_INSTRUCTIONS TO FOLLOW_: Give every entry again, word for word and in full.

======== AVAILABLE RECORDS ========

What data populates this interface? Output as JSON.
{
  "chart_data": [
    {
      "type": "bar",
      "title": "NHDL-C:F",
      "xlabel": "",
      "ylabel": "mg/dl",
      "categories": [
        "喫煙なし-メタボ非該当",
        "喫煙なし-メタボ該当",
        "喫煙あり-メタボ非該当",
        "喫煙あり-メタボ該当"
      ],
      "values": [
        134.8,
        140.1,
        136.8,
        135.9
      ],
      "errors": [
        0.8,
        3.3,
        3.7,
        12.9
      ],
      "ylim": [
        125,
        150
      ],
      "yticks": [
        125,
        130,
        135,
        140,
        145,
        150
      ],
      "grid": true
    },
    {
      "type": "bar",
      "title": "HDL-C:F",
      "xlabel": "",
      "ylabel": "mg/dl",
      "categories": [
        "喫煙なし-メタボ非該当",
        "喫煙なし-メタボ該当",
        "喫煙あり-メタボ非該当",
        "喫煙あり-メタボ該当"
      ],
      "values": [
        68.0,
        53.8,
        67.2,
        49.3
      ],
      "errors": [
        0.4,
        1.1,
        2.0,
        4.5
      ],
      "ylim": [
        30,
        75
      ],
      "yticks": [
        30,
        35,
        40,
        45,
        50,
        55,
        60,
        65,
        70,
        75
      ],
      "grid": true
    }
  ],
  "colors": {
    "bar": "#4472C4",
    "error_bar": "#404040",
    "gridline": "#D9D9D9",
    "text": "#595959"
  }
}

========

_EXERCISE OUTPUT_:
What data populates this interface? Output as JSON.
{
  "chart_data": [
    {
      "type": "bar",
      "title": "NHDL-C:F",
      "xlabel": "",
      "ylabel": "mg/dl",
      "categories": [
        "喫煙なし-メタボ非該当",
        "喫煙なし-メタボ該当",
        "喫煙あり-メタボ非該当",
        "喫煙あり-メタボ該当"
      ],
      "values": [
        134.8,
        140.1,
        136.8,
        135.9
      ],
      "errors": [
        0.8,
        3.3,
        3.7,
        12.9
      ],
      "ylim": [
        125,
        150
      ],
      "yticks": [
        125,
        130,
        135,
        140,
        145,
        150
      ],
      "grid": true
    },
    {
      "type": "bar",
      "title": "HDL-C:F",
      "xlabel": "",
      "ylabel": "mg/dl",
      "categories": [
        "喫煙なし-メタボ非該当",
        "喫煙なし-メタボ該当",
        "喫煙あり-メタボ非該当",
        "喫煙あり-メタボ該当"
      ],
      "values": [
        68.0,
        53.8,
        67.2,
        49.3
      ],
      "errors": [
        0.4,
        1.1,
        2.0,
        4.5
      ],
      "ylim": [
        30,
        75
      ],
      "yticks": [
        30,
        35,
        40,
        45,
        50,
        55,
        60,
        65,
        70,
        75
      ],
      "grid": true
    }
  ],
  "colors": {
    "bar": "#4472C4",
    "error_bar": "#404040",
    "gridline": "#D9D9D9",
    "text": "#595959"
  }
}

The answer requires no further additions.